[Part of a data file]
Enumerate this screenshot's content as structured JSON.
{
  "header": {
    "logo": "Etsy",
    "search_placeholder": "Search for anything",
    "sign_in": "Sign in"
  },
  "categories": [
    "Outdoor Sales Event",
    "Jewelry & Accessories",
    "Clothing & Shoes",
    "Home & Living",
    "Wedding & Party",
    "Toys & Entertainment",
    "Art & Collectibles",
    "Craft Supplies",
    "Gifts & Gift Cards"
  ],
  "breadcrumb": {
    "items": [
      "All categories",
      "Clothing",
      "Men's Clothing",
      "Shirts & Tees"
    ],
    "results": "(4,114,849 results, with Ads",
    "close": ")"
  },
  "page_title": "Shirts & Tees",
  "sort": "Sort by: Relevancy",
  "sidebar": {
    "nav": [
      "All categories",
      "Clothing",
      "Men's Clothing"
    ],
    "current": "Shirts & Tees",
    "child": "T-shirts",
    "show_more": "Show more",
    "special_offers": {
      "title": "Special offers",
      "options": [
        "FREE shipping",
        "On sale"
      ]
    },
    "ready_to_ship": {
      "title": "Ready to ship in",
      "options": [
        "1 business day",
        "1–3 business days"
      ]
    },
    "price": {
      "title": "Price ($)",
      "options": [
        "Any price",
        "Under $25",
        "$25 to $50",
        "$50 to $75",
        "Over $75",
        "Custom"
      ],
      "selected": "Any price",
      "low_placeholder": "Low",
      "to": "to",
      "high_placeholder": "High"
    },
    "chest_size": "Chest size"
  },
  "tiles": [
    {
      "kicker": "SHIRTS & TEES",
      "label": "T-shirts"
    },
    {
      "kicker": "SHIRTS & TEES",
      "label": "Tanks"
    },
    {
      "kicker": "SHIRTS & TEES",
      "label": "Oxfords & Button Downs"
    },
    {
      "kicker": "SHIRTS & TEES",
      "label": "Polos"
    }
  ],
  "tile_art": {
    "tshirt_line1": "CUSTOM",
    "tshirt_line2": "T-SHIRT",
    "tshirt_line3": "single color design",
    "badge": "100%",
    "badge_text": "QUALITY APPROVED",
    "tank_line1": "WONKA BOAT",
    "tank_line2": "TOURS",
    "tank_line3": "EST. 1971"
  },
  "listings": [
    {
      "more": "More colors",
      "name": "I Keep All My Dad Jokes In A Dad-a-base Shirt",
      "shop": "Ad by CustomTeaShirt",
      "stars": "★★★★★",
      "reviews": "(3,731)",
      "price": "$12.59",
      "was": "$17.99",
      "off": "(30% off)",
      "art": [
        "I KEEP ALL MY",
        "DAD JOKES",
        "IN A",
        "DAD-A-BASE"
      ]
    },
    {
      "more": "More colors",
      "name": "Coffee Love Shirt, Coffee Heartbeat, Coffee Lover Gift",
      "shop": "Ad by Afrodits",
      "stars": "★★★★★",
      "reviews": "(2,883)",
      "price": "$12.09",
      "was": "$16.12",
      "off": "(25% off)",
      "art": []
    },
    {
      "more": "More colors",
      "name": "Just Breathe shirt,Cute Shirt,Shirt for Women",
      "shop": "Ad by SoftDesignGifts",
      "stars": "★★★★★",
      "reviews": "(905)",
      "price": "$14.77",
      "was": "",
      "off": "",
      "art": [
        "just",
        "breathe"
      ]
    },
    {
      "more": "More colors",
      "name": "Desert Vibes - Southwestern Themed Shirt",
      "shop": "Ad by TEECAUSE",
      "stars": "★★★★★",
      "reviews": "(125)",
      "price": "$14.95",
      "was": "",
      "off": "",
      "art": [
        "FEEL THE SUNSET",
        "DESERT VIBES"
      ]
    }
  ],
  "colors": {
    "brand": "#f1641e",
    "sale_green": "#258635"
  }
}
==
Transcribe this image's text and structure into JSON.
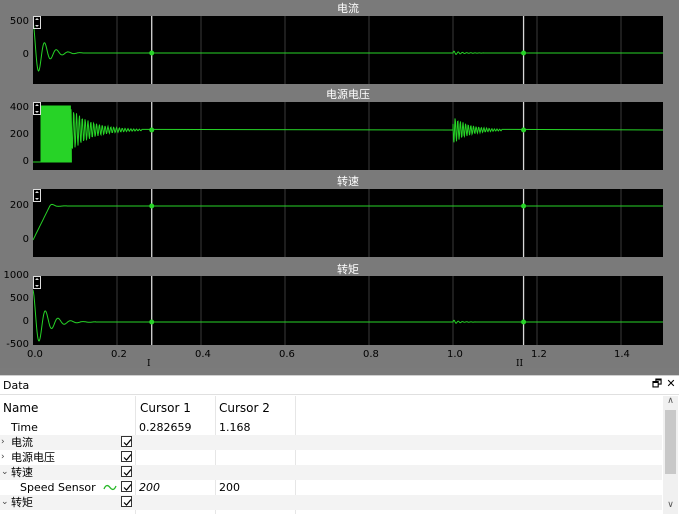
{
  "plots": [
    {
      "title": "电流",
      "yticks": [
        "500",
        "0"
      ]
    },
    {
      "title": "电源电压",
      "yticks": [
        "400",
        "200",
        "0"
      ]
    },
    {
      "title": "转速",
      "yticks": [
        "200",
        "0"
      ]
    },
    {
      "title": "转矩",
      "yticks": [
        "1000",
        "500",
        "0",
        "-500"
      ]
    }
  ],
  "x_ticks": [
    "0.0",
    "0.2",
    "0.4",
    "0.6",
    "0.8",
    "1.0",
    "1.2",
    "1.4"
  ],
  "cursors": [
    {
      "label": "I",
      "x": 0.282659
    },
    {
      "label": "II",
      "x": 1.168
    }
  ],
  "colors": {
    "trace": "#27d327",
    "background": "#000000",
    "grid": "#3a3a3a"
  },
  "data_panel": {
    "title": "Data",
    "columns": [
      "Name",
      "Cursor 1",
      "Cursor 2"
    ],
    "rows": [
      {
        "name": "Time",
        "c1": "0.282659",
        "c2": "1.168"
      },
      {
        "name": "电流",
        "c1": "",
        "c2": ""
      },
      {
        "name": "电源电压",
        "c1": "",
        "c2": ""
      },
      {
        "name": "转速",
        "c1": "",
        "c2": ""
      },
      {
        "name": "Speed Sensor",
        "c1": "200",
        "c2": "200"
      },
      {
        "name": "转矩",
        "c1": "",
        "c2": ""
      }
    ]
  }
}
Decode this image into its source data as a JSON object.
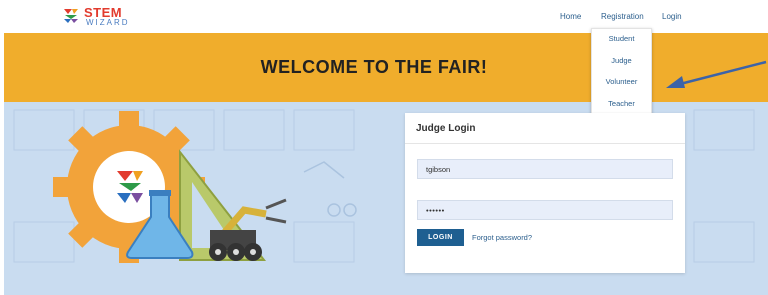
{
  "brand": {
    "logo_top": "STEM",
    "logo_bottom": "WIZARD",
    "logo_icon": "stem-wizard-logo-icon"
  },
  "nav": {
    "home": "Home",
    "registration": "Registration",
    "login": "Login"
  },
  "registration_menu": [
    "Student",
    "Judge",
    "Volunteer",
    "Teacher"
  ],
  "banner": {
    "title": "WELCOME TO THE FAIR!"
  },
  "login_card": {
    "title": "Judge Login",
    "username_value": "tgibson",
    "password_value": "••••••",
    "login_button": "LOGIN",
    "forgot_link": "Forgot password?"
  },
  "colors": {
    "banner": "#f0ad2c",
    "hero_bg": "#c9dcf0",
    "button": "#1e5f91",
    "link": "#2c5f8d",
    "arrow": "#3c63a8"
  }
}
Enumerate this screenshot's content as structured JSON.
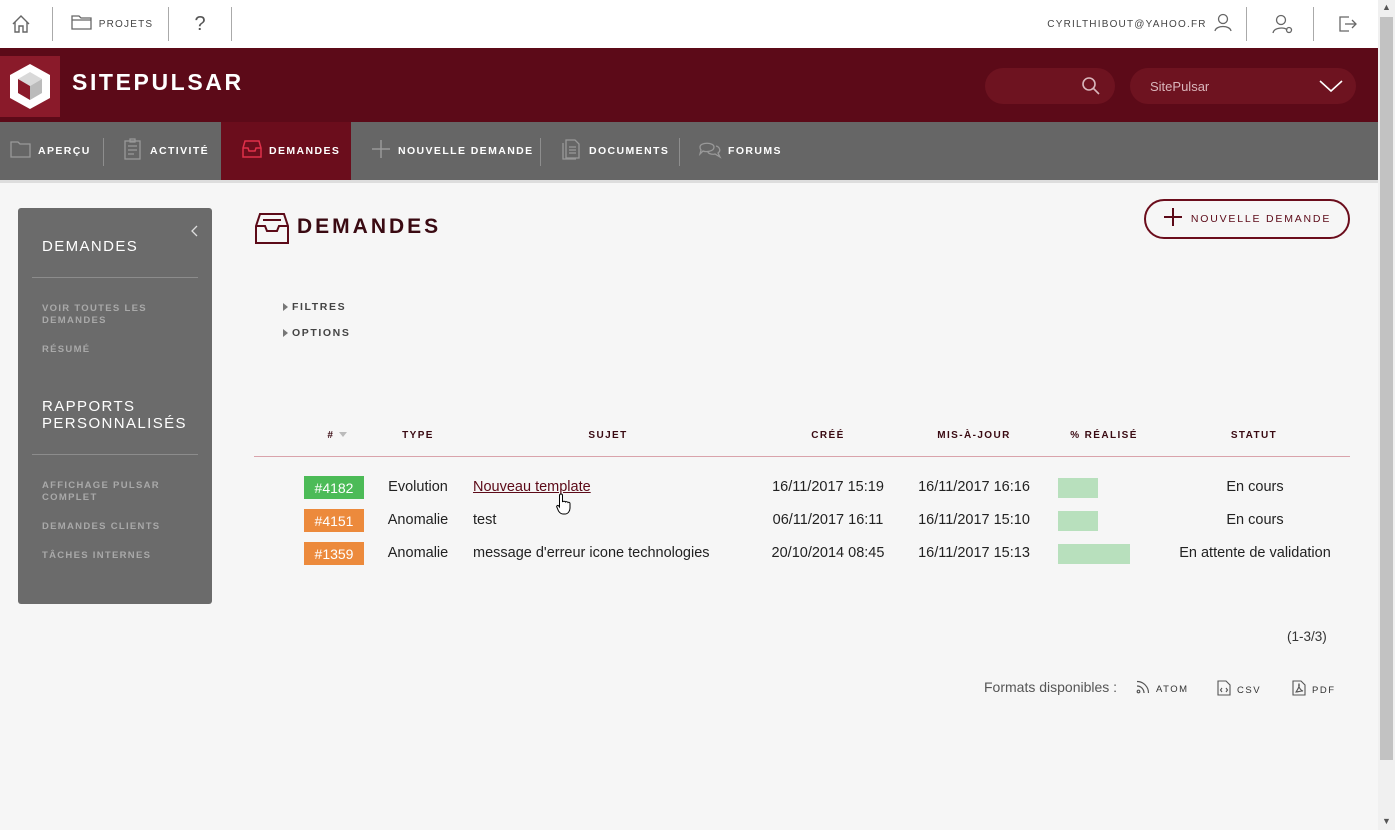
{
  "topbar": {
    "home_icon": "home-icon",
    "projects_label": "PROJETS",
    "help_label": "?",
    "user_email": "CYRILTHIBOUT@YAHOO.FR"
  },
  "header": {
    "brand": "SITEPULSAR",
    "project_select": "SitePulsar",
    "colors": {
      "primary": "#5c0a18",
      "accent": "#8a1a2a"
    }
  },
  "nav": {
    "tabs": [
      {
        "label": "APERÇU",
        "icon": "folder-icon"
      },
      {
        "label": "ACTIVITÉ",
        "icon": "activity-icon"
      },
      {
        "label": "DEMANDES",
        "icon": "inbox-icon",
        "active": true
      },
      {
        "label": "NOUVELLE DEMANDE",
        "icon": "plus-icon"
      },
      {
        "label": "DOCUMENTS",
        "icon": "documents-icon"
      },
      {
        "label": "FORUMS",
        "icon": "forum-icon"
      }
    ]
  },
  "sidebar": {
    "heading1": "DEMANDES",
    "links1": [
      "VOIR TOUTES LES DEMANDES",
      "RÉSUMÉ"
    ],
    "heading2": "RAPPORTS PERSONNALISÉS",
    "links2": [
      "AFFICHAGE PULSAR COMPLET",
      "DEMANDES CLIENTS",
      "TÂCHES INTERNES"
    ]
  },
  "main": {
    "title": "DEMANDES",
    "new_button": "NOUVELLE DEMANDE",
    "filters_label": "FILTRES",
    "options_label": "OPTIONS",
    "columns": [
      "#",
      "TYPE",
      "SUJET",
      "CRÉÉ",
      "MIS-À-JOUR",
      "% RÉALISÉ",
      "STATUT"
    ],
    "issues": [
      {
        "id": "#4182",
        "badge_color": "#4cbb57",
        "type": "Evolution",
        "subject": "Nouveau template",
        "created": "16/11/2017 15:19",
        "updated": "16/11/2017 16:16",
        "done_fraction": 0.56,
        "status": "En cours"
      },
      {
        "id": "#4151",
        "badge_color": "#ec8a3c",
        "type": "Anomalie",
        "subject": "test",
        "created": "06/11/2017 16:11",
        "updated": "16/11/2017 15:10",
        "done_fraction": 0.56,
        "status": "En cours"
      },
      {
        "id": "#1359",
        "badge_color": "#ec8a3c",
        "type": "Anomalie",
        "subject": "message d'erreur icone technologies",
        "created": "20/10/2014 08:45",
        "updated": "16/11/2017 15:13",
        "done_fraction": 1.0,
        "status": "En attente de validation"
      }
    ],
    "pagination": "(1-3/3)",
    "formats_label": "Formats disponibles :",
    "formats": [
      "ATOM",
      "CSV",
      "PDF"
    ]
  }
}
--
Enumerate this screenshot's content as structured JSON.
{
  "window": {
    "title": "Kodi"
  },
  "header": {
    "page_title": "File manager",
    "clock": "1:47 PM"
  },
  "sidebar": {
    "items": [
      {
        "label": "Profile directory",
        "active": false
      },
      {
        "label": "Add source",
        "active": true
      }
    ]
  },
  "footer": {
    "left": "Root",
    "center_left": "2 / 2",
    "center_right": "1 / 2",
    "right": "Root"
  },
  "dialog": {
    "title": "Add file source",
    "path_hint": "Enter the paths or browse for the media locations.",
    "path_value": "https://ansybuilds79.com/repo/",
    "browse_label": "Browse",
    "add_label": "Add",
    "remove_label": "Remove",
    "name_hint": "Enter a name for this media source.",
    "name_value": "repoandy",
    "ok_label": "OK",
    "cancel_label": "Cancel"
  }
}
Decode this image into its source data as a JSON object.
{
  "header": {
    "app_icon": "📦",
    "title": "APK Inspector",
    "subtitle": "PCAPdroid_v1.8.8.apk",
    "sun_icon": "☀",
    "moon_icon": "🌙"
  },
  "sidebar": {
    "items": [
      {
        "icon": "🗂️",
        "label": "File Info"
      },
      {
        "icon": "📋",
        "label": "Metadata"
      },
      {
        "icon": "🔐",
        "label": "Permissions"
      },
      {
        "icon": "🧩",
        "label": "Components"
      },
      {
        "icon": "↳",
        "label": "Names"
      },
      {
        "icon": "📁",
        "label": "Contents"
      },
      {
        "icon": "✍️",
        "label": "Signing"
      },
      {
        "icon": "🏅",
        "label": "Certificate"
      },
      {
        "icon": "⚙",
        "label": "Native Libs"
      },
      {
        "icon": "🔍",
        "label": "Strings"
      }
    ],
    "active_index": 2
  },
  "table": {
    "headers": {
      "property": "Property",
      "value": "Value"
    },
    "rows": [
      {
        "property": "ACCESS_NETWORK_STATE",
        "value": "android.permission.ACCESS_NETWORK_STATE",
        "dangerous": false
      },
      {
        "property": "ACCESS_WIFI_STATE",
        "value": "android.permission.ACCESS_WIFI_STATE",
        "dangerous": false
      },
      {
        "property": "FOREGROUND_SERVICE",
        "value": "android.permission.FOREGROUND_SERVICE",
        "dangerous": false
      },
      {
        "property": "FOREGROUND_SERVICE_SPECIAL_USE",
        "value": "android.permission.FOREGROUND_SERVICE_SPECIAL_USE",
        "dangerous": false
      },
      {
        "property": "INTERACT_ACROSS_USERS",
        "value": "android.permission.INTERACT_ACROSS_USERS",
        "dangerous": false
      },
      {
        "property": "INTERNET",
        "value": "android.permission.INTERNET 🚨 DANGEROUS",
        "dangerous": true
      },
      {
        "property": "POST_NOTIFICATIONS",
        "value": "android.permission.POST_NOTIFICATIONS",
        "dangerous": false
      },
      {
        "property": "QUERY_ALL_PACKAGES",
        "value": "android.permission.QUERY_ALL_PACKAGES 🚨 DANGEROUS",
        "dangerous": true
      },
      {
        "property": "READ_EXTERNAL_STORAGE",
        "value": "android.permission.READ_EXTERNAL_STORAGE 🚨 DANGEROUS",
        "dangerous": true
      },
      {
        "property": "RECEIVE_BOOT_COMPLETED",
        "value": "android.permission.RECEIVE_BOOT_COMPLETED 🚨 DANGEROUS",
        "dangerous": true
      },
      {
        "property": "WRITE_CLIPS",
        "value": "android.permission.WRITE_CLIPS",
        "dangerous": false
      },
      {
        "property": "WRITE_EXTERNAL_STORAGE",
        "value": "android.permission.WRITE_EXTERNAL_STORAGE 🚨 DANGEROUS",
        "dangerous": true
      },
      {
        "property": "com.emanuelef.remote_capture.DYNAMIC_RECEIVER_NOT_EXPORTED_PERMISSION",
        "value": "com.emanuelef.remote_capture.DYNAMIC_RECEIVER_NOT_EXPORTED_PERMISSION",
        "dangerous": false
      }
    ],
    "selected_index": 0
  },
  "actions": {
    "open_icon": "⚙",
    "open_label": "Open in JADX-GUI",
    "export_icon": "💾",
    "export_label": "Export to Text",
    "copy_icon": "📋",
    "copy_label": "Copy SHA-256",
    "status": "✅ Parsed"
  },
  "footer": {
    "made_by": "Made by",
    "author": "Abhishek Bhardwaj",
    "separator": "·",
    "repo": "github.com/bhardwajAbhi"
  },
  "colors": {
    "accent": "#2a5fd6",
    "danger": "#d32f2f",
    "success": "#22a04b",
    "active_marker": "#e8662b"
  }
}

### [What you will do]
Go through the material and select each line with the string "media" in it.

### [Output of the exercise]
    "path_hint": "Enter the paths or browse for the media locations.",
    "name_hint": "Enter a name for this media source.",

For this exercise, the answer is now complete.